> [Written request] Please show every line of the rows below that contains the string "kharkiv".

========

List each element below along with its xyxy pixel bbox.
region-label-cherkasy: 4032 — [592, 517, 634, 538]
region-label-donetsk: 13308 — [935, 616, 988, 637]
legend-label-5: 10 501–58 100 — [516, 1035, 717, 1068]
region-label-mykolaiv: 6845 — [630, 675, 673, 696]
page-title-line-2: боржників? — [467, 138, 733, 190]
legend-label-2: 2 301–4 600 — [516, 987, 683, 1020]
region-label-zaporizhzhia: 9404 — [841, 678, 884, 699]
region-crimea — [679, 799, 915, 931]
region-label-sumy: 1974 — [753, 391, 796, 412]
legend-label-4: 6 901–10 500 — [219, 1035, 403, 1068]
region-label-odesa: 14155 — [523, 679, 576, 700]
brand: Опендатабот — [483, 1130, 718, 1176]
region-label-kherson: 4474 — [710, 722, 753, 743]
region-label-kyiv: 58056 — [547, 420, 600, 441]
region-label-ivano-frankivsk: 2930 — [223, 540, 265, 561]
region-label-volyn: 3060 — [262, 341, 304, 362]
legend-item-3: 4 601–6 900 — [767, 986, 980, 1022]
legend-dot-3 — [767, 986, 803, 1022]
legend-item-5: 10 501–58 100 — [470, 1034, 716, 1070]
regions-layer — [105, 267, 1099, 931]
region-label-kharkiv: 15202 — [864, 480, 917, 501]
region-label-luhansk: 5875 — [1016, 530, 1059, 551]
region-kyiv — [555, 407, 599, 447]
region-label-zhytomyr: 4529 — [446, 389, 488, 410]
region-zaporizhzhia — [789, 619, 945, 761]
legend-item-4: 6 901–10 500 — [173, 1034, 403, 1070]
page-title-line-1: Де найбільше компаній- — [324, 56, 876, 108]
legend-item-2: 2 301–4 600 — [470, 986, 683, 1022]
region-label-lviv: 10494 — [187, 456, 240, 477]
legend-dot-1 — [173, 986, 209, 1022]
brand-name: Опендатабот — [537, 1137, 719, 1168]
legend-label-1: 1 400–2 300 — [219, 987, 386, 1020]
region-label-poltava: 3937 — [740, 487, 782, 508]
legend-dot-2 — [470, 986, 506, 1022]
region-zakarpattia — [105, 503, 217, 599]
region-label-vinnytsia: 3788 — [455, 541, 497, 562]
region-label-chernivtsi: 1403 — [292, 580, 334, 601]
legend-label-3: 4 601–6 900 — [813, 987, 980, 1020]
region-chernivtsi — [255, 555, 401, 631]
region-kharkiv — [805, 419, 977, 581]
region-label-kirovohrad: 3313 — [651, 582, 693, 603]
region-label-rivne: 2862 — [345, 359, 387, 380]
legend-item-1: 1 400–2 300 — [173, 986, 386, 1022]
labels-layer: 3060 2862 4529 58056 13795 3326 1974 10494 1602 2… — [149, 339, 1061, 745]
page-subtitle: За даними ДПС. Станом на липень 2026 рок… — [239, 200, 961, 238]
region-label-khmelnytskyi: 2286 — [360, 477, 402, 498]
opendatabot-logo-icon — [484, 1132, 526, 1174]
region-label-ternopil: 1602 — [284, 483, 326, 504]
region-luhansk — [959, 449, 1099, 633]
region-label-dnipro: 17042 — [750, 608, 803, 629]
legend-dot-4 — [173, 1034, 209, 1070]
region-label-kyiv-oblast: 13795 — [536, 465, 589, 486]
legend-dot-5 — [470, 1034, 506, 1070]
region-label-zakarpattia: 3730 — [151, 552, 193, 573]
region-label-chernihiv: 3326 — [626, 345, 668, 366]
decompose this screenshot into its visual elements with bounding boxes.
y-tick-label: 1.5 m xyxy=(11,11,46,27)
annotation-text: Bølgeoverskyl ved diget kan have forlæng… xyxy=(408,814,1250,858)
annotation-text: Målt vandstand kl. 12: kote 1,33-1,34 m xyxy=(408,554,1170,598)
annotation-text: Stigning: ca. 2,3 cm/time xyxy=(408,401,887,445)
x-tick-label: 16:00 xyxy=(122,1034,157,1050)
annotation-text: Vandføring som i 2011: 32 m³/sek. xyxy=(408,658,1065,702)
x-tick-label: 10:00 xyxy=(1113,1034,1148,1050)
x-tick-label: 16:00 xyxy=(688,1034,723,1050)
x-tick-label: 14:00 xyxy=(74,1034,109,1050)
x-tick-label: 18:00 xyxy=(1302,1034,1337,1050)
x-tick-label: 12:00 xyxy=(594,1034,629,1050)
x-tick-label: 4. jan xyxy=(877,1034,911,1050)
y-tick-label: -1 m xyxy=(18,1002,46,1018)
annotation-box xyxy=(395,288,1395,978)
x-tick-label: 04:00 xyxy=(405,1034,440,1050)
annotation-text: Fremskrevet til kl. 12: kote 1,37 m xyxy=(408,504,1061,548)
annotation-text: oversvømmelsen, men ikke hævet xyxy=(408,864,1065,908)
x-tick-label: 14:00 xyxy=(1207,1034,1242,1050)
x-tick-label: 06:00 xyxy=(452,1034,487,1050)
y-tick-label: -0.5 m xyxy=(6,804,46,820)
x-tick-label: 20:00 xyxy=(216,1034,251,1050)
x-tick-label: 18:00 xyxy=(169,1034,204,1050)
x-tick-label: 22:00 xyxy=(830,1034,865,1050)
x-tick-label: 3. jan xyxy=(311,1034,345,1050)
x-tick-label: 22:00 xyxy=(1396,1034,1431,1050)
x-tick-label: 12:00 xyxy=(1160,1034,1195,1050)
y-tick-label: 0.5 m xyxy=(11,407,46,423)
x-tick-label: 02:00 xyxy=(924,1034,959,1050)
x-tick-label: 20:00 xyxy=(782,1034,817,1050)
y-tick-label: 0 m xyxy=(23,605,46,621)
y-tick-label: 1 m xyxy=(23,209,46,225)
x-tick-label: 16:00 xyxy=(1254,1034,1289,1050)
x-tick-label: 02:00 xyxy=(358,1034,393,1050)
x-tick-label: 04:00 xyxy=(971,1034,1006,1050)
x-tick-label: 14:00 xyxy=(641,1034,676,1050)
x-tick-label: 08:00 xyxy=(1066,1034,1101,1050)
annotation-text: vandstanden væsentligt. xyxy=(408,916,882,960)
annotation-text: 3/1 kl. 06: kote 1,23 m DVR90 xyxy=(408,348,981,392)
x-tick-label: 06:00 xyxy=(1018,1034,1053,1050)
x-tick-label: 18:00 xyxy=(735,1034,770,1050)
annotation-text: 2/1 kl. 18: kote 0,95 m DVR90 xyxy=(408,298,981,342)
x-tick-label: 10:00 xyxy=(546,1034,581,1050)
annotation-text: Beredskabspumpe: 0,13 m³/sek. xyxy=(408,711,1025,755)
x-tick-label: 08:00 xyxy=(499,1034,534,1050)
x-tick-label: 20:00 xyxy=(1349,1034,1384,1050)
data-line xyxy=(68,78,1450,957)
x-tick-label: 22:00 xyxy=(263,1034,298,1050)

========

> [Solution to the exercise]
region-label-kharkiv: 15202 — [864, 480, 917, 501]
region-kharkiv — [805, 419, 977, 581]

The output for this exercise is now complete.